▶ _What you have to do_
Your task is to copy every line of the records below that contains "Frau".

--- start of Dataset extract ---

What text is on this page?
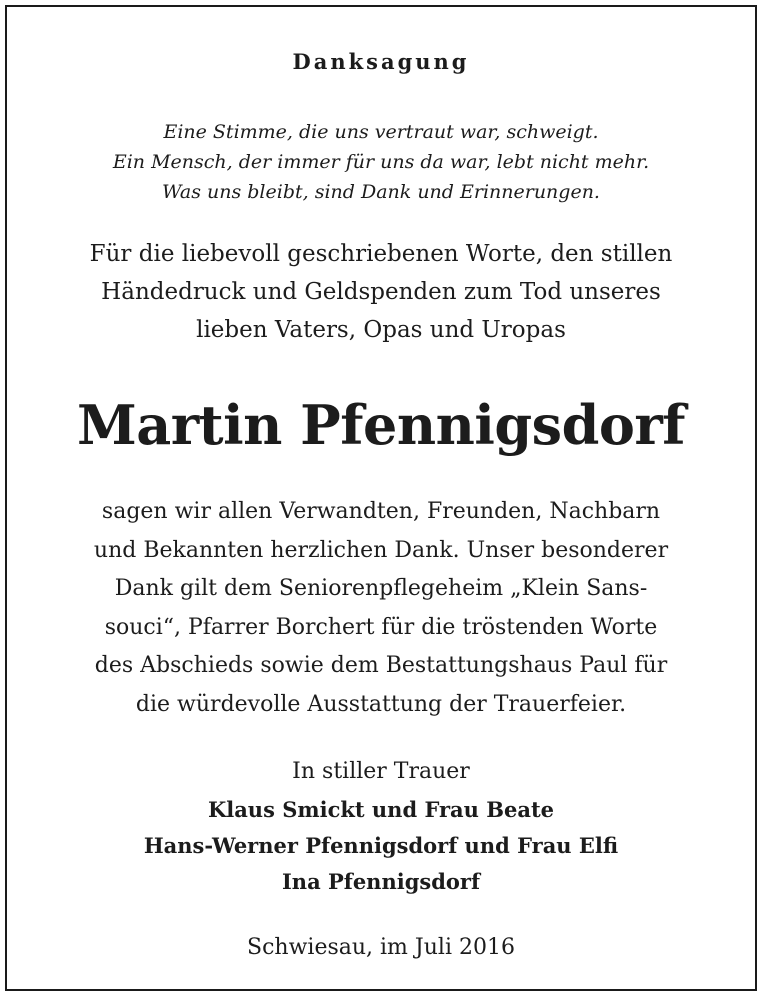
Danksagung
Eine Stimme, die uns vertraut war, schweigt.
Ein Mensch, der immer für uns da war, lebt nicht mehr.
Was uns bleibt, sind Dank und Erinnerungen.
Für die liebevoll geschriebenen Worte, den stillen
Händedruck und Geldspenden zum Tod unseres
lieben Vaters, Opas und Uropas
Martin Pfennigsdorf
sagen wir allen Verwandten, Freunden, Nachbarn
und Bekannten herzlichen Dank. Unser besonderer
Dank gilt dem Seniorenpflegeheim „Klein Sans-
souci“, Pfarrer Borchert für die tröstenden Worte
des Abschieds sowie dem Bestattungshaus Paul für
die würdevolle Ausstattung der Trauerfeier.
In stiller Trauer
Klaus Smickt und Frau Beate
Hans-Werner Pfennigsdorf und Frau Elfi
Ina Pfennigsdorf
Schwiesau, im Juli 2016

--- end of Dataset extract ---

▶ _Problem solution_
Klaus Smickt und Frau Beate
Hans-Werner Pfennigsdorf und Frau Elfi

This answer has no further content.